Figure dataset records
══════════════════════════════

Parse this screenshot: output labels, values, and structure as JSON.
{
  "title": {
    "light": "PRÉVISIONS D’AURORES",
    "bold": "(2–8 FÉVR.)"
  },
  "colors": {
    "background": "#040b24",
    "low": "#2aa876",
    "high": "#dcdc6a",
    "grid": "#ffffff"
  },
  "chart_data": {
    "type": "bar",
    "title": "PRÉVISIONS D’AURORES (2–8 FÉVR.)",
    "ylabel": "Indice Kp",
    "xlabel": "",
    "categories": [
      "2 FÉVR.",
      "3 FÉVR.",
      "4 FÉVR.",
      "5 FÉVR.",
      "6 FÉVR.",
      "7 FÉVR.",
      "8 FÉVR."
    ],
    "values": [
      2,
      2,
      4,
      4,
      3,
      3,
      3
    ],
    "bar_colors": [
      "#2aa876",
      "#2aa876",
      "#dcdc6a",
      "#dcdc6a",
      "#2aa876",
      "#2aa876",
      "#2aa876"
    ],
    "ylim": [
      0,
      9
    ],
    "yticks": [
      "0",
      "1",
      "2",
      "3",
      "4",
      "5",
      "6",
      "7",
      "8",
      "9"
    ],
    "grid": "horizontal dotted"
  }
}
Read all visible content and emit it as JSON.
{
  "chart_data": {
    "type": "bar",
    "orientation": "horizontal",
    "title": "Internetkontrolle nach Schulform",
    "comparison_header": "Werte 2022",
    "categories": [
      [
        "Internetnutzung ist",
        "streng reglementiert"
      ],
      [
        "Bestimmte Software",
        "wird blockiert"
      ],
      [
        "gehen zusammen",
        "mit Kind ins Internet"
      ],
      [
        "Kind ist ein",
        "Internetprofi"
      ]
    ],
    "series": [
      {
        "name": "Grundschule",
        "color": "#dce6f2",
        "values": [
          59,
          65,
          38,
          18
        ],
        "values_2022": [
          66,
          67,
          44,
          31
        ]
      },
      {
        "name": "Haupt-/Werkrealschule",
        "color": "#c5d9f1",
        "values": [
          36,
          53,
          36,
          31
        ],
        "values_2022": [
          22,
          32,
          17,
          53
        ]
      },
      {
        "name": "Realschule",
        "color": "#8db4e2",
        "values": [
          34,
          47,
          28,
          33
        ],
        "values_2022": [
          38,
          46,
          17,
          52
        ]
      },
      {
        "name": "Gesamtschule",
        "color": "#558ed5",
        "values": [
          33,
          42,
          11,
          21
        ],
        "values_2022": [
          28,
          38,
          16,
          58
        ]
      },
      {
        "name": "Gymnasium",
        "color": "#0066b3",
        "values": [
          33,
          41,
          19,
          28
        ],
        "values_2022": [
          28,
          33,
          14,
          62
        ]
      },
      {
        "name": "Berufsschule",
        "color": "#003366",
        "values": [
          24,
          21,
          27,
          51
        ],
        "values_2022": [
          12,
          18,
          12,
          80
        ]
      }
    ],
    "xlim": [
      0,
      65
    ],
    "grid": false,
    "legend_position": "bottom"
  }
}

══════════════════════════════

Repeat the records above exactly.

**SOLUTION TO THIS TASK**
Parse this screenshot: output labels, values, and structure as JSON.
{
  "title": {
    "light": "PRÉVISIONS D’AURORES",
    "bold": "(2–8 FÉVR.)"
  },
  "colors": {
    "background": "#040b24",
    "low": "#2aa876",
    "high": "#dcdc6a",
    "grid": "#ffffff"
  },
  "chart_data": {
    "type": "bar",
    "title": "PRÉVISIONS D’AURORES (2–8 FÉVR.)",
    "ylabel": "Indice Kp",
    "xlabel": "",
    "categories": [
      "2 FÉVR.",
      "3 FÉVR.",
      "4 FÉVR.",
      "5 FÉVR.",
      "6 FÉVR.",
      "7 FÉVR.",
      "8 FÉVR."
    ],
    "values": [
      2,
      2,
      4,
      4,
      3,
      3,
      3
    ],
    "bar_colors": [
      "#2aa876",
      "#2aa876",
      "#dcdc6a",
      "#dcdc6a",
      "#2aa876",
      "#2aa876",
      "#2aa876"
    ],
    "ylim": [
      0,
      9
    ],
    "yticks": [
      "0",
      "1",
      "2",
      "3",
      "4",
      "5",
      "6",
      "7",
      "8",
      "9"
    ],
    "grid": "horizontal dotted"
  }
}
Read all visible content and emit it as JSON.
{
  "chart_data": {
    "type": "bar",
    "orientation": "horizontal",
    "title": "Internetkontrolle nach Schulform",
    "comparison_header": "Werte 2022",
    "categories": [
      [
        "Internetnutzung ist",
        "streng reglementiert"
      ],
      [
        "Bestimmte Software",
        "wird blockiert"
      ],
      [
        "gehen zusammen",
        "mit Kind ins Internet"
      ],
      [
        "Kind ist ein",
        "Internetprofi"
      ]
    ],
    "series": [
      {
        "name": "Grundschule",
        "color": "#dce6f2",
        "values": [
          59,
          65,
          38,
          18
        ],
        "values_2022": [
          66,
          67,
          44,
          31
        ]
      },
      {
        "name": "Haupt-/Werkrealschule",
        "color": "#c5d9f1",
        "values": [
          36,
          53,
          36,
          31
        ],
        "values_2022": [
          22,
          32,
          17,
          53
        ]
      },
      {
        "name": "Realschule",
        "color": "#8db4e2",
        "values": [
          34,
          47,
          28,
          33
        ],
        "values_2022": [
          38,
          46,
          17,
          52
        ]
      },
      {
        "name": "Gesamtschule",
        "color": "#558ed5",
        "values": [
          33,
          42,
          11,
          21
        ],
        "values_2022": [
          28,
          38,
          16,
          58
        ]
      },
      {
        "name": "Gymnasium",
        "color": "#0066b3",
        "values": [
          33,
          41,
          19,
          28
        ],
        "values_2022": [
          28,
          33,
          14,
          62
        ]
      },
      {
        "name": "Berufsschule",
        "color": "#003366",
        "values": [
          24,
          21,
          27,
          51
        ],
        "values_2022": [
          12,
          18,
          12,
          80
        ]
      }
    ],
    "xlim": [
      0,
      65
    ],
    "grid": false,
    "legend_position": "bottom"
  }
}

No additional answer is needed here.